┌─ VORLIEGENDER TEXT
In der Adventzeit neigen manche Menschen dazu, Zeichen am Himmel zu sehen. Das ist nicht neu. So wurde beispielsweise in meiner Kindheit die rote Abenddämmerung mit den Brot backenden Engeln in Verbindung gebracht. Und was ist es diesmal? Eine rote Fahne, die aus den Wolken heraus hängt (siehe Foto)? Eine gewisse Flatterhaftigkeit kann man ihr nicht absprechen. In der Struktur des Streifens könnte man aber auch die leuchtende Spur eines Objekts sehen, der sich rotierend auf einer Spiralbahn nach unten bewegt (hat). Oder ist es doch nur der Rest eines verwirbelten (verwirrten?) Kondensstreifens?
└─
┌─ EINTRÄGE
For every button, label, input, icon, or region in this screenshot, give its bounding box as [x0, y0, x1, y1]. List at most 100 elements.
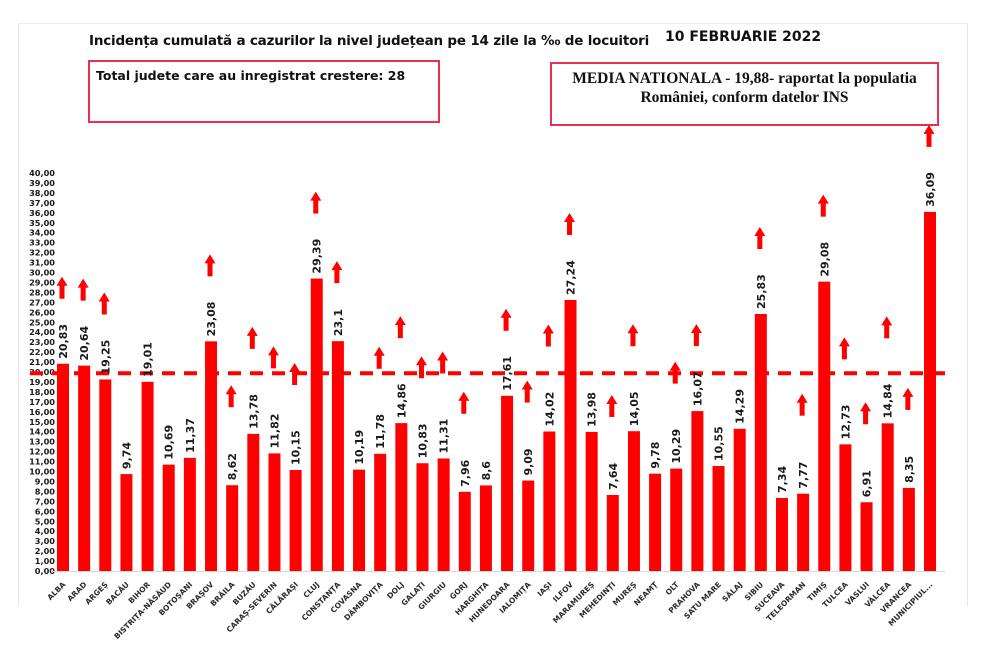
y-tick-label: 7,00 [35, 496, 56, 506]
value-label: 7,96 [459, 459, 472, 486]
arrow-shaft [461, 399, 467, 414]
y-tick-label: 15,00 [29, 417, 55, 427]
value-label: 9,09 [522, 448, 535, 475]
arrow-head [606, 394, 618, 404]
bar [881, 423, 894, 571]
y-tick-label: 17,00 [29, 397, 55, 407]
arrow-shaft [440, 359, 446, 374]
y-tick-label: 18,00 [29, 387, 55, 397]
y-tick-label: 30,00 [29, 268, 55, 278]
arrow-head [542, 324, 554, 334]
chart-frame [18, 23, 968, 606]
bar [99, 379, 112, 571]
bar [437, 458, 450, 571]
arrow-shaft [270, 354, 276, 369]
y-tick-label: 13,00 [29, 437, 55, 447]
value-label: 11,78 [374, 414, 387, 449]
y-tick-label: 12,00 [29, 447, 55, 457]
value-label: 14,29 [734, 389, 747, 424]
arrow-head [373, 346, 385, 356]
bar [670, 468, 683, 571]
national-average-line1: MEDIA NATIONALA - 19,88- raportat la pop… [572, 70, 917, 87]
bar [141, 381, 154, 571]
increase-arrow-icon [754, 226, 766, 249]
x-category-label: BACĂU [104, 580, 131, 607]
value-label: 8,35 [903, 456, 916, 483]
y-tick-label: 21,00 [29, 357, 55, 367]
x-axis-labels: ALBAARADARGEȘBACĂUBIHORBISTRIȚA-NĂSĂUDBO… [45, 579, 934, 641]
y-tick-label: 8,00 [35, 486, 56, 496]
y-tick-label: 27,00 [29, 297, 55, 307]
national-average-box: MEDIA NATIONALA - 19,88- raportat la pop… [550, 62, 939, 126]
increase-arrow-icon [458, 391, 470, 414]
bar [564, 299, 577, 571]
value-label: 10,19 [353, 430, 366, 465]
increase-arrows [56, 124, 935, 425]
bar [649, 473, 662, 571]
bar [924, 211, 936, 572]
increase-arrow-icon [310, 191, 322, 214]
arrow-head [521, 380, 533, 390]
y-tick-label: 4,00 [35, 526, 56, 536]
bar [268, 453, 281, 571]
arrow-head [56, 276, 68, 286]
x-category-label: ALBA [45, 580, 67, 602]
increase-arrow-icon [627, 324, 639, 347]
value-label: 10,83 [416, 423, 429, 458]
value-label: 7,77 [797, 462, 810, 489]
arrow-shaft [418, 364, 424, 379]
y-tick-label: 31,00 [29, 258, 55, 268]
arrow-head [923, 124, 935, 134]
arrow-shaft [820, 202, 826, 217]
bar [627, 431, 640, 571]
value-label: 27,24 [565, 260, 578, 295]
bar [775, 497, 788, 571]
bar [374, 453, 387, 571]
arrow-shaft [101, 300, 107, 315]
bar [754, 313, 767, 571]
arrow-shaft [397, 324, 403, 339]
bar [797, 493, 810, 571]
arrow-head [860, 402, 872, 412]
arrow-head [437, 351, 449, 361]
bar [839, 444, 852, 571]
value-label: 10,55 [713, 426, 726, 461]
y-tick-label: 22,00 [29, 347, 55, 357]
value-label: 23,1 [332, 309, 345, 336]
bar [691, 411, 704, 571]
increase-arrow-icon [796, 393, 808, 416]
increase-arrow-icon [289, 363, 301, 386]
y-tick-label: 39,00 [29, 178, 55, 188]
y-tick-label: 3,00 [35, 536, 56, 546]
arrow-shaft [249, 334, 255, 349]
arrow-shaft [503, 316, 509, 331]
y-tick-label: 6,00 [35, 506, 56, 516]
increase-arrow-icon [669, 361, 681, 384]
y-tick-label: 5,00 [35, 516, 56, 526]
y-tick-label: 19,00 [29, 377, 55, 387]
arrow-head [289, 363, 301, 373]
arrow-head [690, 324, 702, 334]
increase-arrow-icon [606, 394, 618, 417]
arrow-head [246, 326, 258, 336]
arrow-shaft [292, 371, 298, 386]
bar [543, 431, 556, 571]
arrow-head [267, 346, 279, 356]
increase-arrow-icon [267, 346, 279, 369]
bar [712, 466, 725, 571]
y-tick-label: 24,00 [29, 327, 55, 337]
y-tick-label: 11,00 [29, 457, 55, 467]
increase-arrow-icon [817, 194, 829, 217]
bar [310, 278, 323, 571]
value-label: 36,09 [924, 172, 937, 207]
bar [247, 433, 260, 571]
value-label: 14,05 [628, 391, 641, 426]
value-label: 13,98 [586, 392, 599, 427]
arrow-shaft [799, 401, 805, 416]
increase-arrow-icon [564, 212, 576, 235]
bar [205, 341, 218, 571]
arrow-shaft [313, 199, 319, 214]
value-label: 19,25 [99, 340, 112, 375]
bar [353, 469, 366, 571]
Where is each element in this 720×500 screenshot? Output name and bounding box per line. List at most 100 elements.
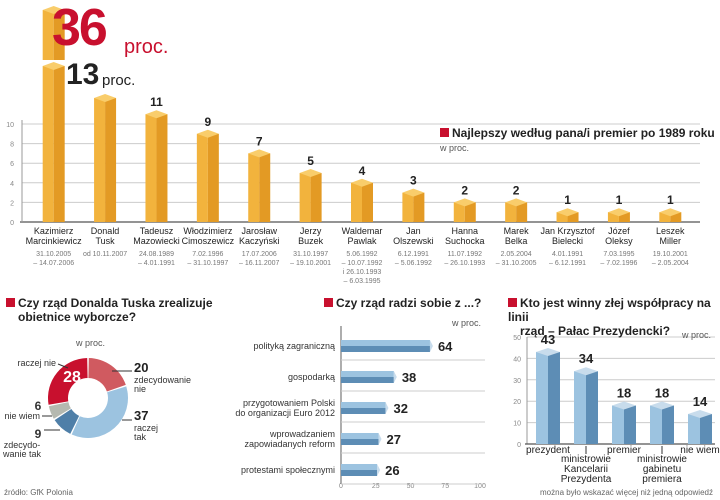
└─
- [AUFGABEN]
a. Fasse den Text über die Himmelszeichen in zwei Sätzen zusammen.
b. Schreib den Text über die Himmelszeichen nach seinem letzten Satz weiter.
Die Einträge stehen für sich und haben mit dem Text nichts zu tun.

- [ANTWORTEN]
a. In der Adventzeit sehen manche Menschen Zeichen am Himmel, was nicht neu ist, denn früher brachte man etwa die rote Abenddämmerung mit Brot backenden Engeln in Verbindung. Diesmal könnte ein roter Streifen eine flatternde Fahne aus den Wolken sein, die leuchtende Spur eines Objekts, das sich rotierend auf einer Spiralbahn nach unten bewegt, oder nur der Rest eines verwirbelten Kondensstreifens.

b.
Bleiben wir mal dabei. Kondensstreifen entstehen nur unter bestimmten Bedingungen. Dazu gehört u. A. eine genügend große Feuchte (Wasserdampfkonzentration). Es könnte also sein, dass diese Bedingung nur in dem Bereich ausreichend groß ist, in dem man den Streifen sieht. Dort haben sich genügend Wassertröpfchen bzw. Eiskristalle gebildet, an denen das Sonnenlicht gestreut und daher indirekt sichtbar wird. Die rote Farbe zeugt davon, dass die Sonne bereits untergegangen ist oder zumindest sehr tief steht. Ihr Licht legt einen langen Weg durch die Atmosphäre zurück und hat durch mehrfache Streuvorgänge die kurzwelligen Lichtanteile verloren. Und die verbleibenden langwelligen Rotanteile erreichen auch nur noch höhere Himmelregionenen in dem sich der Kondensstreifenrest wie eine Fahne im Wind bewegt.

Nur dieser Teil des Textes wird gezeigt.